*PROBLEM TO WORK ON:* Separate out the lines that hold "ингредиентов".

-- START EXCERPTED DATA --

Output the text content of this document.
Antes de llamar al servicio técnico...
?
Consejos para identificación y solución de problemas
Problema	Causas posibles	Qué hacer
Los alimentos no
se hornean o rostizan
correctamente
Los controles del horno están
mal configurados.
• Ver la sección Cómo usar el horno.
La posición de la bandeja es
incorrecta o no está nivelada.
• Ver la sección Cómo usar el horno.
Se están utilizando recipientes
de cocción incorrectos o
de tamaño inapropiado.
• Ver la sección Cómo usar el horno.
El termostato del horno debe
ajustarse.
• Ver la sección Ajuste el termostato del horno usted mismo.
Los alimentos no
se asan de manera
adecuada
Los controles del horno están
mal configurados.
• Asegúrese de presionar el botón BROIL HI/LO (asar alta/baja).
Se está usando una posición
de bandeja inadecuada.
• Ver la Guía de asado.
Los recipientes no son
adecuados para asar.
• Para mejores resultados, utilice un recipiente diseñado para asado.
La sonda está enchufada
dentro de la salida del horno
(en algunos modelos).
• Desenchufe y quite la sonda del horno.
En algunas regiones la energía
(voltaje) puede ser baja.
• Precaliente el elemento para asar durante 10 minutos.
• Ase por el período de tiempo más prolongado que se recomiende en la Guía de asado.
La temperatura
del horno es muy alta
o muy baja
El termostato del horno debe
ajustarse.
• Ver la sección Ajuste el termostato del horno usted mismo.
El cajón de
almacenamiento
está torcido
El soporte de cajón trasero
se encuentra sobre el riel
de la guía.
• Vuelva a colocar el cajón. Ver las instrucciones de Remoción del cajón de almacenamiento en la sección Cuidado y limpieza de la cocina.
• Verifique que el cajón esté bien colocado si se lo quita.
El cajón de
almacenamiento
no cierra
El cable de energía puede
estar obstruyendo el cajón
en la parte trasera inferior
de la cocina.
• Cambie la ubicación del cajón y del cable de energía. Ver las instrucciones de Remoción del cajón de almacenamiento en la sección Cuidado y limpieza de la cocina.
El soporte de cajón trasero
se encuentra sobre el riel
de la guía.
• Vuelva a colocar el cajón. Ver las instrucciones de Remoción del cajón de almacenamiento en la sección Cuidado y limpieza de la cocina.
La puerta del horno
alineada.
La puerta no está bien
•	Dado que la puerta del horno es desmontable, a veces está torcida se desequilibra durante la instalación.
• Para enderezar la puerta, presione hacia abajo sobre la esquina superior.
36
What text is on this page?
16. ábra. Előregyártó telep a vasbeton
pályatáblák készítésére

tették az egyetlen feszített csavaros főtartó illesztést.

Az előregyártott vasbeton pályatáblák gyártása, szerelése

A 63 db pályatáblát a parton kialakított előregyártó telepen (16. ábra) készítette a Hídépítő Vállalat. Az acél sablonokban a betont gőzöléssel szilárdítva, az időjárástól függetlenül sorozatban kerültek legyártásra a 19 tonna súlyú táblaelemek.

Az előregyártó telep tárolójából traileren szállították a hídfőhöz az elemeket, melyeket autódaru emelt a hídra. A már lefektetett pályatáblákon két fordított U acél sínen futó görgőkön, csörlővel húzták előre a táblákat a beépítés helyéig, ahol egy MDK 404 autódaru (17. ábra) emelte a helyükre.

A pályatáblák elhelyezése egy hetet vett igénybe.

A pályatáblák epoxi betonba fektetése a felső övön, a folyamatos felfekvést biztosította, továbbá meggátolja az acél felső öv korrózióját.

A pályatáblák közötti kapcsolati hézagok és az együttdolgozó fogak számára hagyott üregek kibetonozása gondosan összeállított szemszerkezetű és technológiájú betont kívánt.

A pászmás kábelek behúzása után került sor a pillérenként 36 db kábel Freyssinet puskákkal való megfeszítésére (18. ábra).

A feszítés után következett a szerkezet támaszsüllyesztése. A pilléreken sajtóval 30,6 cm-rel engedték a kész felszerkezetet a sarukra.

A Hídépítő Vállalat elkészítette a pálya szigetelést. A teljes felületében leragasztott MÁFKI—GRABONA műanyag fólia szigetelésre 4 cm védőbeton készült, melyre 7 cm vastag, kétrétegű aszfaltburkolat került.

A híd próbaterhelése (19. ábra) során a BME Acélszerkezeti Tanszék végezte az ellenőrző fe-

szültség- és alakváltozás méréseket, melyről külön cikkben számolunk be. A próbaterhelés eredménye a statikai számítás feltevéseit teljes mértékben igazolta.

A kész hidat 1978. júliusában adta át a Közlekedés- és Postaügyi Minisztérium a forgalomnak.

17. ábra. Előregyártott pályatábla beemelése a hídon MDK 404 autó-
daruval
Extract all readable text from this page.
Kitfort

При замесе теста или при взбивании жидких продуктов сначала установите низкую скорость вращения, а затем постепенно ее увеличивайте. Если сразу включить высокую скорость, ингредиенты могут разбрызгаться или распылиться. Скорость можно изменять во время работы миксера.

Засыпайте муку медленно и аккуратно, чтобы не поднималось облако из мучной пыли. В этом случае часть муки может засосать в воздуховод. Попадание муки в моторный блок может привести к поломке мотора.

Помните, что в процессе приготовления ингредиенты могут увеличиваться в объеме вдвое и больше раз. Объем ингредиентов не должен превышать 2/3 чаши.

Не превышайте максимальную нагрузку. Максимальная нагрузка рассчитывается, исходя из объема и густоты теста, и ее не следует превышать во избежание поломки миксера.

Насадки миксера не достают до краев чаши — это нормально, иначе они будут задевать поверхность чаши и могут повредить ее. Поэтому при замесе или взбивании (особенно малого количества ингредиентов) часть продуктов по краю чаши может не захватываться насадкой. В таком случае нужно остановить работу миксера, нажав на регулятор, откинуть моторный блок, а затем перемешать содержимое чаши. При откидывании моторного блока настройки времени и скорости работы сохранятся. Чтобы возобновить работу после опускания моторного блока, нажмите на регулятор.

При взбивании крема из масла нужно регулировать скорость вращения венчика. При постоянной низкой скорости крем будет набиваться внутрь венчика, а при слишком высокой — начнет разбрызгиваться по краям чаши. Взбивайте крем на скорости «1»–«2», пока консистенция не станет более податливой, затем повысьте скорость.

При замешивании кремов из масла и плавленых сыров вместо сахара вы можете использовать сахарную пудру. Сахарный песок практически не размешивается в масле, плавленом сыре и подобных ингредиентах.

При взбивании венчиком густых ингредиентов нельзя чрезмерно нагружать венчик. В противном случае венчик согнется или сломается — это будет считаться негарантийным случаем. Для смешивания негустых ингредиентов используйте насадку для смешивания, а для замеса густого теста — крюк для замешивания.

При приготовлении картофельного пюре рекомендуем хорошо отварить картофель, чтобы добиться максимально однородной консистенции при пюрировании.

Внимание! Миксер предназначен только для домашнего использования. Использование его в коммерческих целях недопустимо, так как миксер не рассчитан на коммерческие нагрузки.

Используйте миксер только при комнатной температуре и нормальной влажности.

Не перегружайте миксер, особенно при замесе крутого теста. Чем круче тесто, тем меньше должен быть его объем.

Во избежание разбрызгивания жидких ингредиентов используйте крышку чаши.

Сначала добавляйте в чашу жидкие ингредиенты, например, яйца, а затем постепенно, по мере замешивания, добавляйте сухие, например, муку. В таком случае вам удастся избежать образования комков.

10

-- END EXCERPTED DATA --

*WORKED SOLUTION:*
Помните, что в процессе приготовления ингредиенты могут увеличиваться в объеме вдвое и больше раз. Объем ингредиентов не должен превышать 2/3 чаши.
Насадки миксера не достают до краев чаши — это нормально, иначе они будут задевать поверхность чаши и могут повредить ее. Поэтому при замесе или взбивании (особенно малого количества ингредиентов) часть продуктов по краю чаши может не захватываться насадкой. В таком случае нужно остановить работу миксера, нажав на регулятор, откинуть моторный блок, а затем перемешать содержимое чаши. При откидывании моторного блока настройки времени и скорости работы сохранятся. Чтобы возобновить работу после опускания моторного блока, нажмите на регулятор.
При взбивании венчиком густых ингредиентов нельзя чрезмерно нагружать венчик. В противном случае венчик согнется или сломается — это будет считаться негарантийным случаем. Для смешивания негустых ингредиентов используйте насадку для смешивания, а для замеса густого теста — крюк для замешивания.
Во избежание разбрызгивания жидких ингредиентов используйте крышку чаши.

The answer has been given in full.